▸ **GIVEN PROBLEM**:
According to the reviews of the disco CD, when did the music industry start calling disco "Dance" music?

## start TEXT

So, boys and girls, here we are working our way through the music of the Seventies as presented by Billboard and when we get to 1976 instead of Soft Rock and/or Soul Hits in addition to the Rock & Roll Hits, we get Top "Dance" Hits. But all you have to do is glance at the play list here and once you see Thelma Houston's "Don't Leave Me This Way" and "You Should Be Dancing" by the Bee Gees, it is clear this is primarily a DISCO album. The problem is that even by that standard, this is a below average collection. I have already mentioned the two best songs on the album and once I toss in Diana Ross' "Love Hangover," that is pretty much it. The two songs by Donna Summer are lesser efforts and most of the rest of the tracks are songs (and artists) I do not remember ever hearing before. There are plenty of better collections of "Dance Hits" from this era available and the only reason to pick up this CD is because you are obsessed and must have ALL of Billboard's Hit collections. If so, then I certainly feel your pain.
Not as bad as other reviewers have said
First, let me take a moment to comment on the other reviews posted for this CD by Lawrance Bernabo and Joseph Wyatt. Mr. Bernabo seems surprised that this is a "DISCO" CD and not a DANCE CD. Excuse me, but in the late 70's Dance music WAS Disco. In fact, although it may have faded from the limelight, Disco never really died. The industry just started calling it "Dance" music in the early 80's because Disco was experiencing such a backlash. And we all know that the anti-disco movement of the early 80's was spearheaded by straight white DJ's who did not like Disco music that was heavily black, latino, and (...). These are the same people who kept the MTV playlist almost completely white (except for Tina Turner and Michael Jackson) during the early and mid-80's. So, I am not sure what Mr. Bernado had in mind when he picked up this CD, but he must not be very informed if he did not know he was buying a CD containing disco music.

## end TEXT
## start DATA LINES

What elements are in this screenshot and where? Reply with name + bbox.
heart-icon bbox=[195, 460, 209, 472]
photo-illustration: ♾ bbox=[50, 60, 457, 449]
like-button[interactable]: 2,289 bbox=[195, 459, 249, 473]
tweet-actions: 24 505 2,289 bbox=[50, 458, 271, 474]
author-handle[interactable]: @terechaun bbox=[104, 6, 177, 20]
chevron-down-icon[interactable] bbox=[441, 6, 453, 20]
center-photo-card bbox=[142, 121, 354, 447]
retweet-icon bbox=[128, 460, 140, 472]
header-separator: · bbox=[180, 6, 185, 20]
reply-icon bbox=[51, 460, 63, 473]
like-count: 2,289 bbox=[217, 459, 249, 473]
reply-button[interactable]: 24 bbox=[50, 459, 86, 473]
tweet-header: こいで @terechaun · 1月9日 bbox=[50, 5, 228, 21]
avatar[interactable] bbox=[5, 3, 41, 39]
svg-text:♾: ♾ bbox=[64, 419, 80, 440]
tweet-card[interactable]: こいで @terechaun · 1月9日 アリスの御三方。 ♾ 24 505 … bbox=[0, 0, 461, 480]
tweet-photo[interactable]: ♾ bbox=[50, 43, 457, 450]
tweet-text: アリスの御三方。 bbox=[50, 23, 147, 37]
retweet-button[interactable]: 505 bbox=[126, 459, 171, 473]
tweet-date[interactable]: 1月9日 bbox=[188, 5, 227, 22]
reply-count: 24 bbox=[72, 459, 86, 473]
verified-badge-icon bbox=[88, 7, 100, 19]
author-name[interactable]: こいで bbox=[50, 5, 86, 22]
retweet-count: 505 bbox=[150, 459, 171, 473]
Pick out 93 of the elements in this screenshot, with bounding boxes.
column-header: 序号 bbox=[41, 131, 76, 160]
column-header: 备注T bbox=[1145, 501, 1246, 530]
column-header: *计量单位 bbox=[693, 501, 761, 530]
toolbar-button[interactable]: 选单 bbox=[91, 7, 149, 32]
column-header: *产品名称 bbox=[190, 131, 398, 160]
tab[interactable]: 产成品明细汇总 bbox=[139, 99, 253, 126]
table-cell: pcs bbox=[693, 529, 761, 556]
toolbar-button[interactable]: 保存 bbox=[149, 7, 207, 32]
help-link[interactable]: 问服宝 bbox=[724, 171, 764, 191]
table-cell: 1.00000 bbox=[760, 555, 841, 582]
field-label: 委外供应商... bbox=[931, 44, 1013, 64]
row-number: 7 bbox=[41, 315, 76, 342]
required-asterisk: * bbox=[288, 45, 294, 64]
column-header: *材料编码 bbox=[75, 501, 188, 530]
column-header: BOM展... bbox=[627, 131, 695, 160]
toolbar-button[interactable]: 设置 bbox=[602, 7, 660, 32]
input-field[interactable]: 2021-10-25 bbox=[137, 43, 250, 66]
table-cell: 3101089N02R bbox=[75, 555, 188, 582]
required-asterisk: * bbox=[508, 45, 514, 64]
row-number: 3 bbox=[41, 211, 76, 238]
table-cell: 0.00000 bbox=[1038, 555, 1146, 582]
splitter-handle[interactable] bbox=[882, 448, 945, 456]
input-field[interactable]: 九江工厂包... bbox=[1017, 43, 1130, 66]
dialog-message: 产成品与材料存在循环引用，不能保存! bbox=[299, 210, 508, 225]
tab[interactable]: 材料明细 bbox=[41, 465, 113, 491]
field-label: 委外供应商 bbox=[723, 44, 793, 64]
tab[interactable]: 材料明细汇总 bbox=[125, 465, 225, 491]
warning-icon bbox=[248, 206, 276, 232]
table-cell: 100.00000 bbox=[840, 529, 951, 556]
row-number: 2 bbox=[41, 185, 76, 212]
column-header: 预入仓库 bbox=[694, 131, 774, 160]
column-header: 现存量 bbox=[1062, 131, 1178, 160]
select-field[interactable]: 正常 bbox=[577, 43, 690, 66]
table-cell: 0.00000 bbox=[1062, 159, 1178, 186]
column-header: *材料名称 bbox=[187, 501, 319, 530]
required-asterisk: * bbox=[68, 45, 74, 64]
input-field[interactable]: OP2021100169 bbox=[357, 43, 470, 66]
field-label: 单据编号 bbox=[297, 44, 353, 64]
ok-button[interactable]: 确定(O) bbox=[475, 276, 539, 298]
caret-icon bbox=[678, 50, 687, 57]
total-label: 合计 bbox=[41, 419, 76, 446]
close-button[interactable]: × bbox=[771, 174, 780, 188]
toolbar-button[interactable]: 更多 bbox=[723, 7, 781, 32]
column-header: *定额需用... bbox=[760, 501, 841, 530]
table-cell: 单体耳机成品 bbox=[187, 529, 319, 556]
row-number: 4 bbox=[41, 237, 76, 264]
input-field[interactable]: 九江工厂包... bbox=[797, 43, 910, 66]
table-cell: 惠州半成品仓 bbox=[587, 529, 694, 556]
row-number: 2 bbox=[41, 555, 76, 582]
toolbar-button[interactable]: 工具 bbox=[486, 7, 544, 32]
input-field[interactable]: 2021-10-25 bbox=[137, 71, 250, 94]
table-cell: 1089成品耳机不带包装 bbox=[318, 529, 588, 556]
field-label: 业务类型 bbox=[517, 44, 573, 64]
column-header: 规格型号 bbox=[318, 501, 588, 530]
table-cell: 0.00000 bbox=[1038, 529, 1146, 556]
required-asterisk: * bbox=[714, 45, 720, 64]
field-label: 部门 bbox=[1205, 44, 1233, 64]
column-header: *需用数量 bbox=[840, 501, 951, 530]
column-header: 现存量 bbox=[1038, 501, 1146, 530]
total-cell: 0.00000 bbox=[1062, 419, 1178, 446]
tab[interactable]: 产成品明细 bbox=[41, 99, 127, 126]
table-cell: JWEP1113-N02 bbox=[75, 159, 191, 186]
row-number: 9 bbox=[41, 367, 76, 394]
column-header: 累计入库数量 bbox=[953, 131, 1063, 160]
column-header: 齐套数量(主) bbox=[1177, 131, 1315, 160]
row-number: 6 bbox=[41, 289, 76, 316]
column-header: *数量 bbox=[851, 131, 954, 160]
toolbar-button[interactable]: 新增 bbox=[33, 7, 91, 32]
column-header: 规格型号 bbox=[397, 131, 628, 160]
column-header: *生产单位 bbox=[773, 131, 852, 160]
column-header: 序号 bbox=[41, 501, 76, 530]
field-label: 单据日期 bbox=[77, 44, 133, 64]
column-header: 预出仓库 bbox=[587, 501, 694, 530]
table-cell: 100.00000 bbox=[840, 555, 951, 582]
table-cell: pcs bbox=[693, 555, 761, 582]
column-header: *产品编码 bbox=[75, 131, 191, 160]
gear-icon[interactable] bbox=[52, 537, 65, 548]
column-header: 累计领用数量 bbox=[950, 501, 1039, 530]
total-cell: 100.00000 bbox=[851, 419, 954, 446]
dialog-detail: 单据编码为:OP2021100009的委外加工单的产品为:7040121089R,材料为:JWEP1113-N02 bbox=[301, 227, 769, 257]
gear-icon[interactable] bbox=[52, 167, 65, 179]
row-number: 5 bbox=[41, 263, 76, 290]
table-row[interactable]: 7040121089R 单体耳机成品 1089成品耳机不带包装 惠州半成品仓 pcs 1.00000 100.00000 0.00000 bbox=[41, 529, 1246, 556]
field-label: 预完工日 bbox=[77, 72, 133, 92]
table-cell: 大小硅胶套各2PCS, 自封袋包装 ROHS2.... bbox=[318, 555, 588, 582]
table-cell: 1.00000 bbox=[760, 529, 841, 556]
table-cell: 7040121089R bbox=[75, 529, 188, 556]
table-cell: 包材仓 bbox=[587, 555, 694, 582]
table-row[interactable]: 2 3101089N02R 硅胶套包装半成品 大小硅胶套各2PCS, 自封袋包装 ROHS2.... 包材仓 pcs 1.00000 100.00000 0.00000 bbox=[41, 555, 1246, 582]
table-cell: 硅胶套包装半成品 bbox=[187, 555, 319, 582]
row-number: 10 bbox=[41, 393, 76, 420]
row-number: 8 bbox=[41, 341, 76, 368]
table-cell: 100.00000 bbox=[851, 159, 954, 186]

## end DATA LINES

▸ **REPLY**:
In the early '80s, because of the backlash against disco.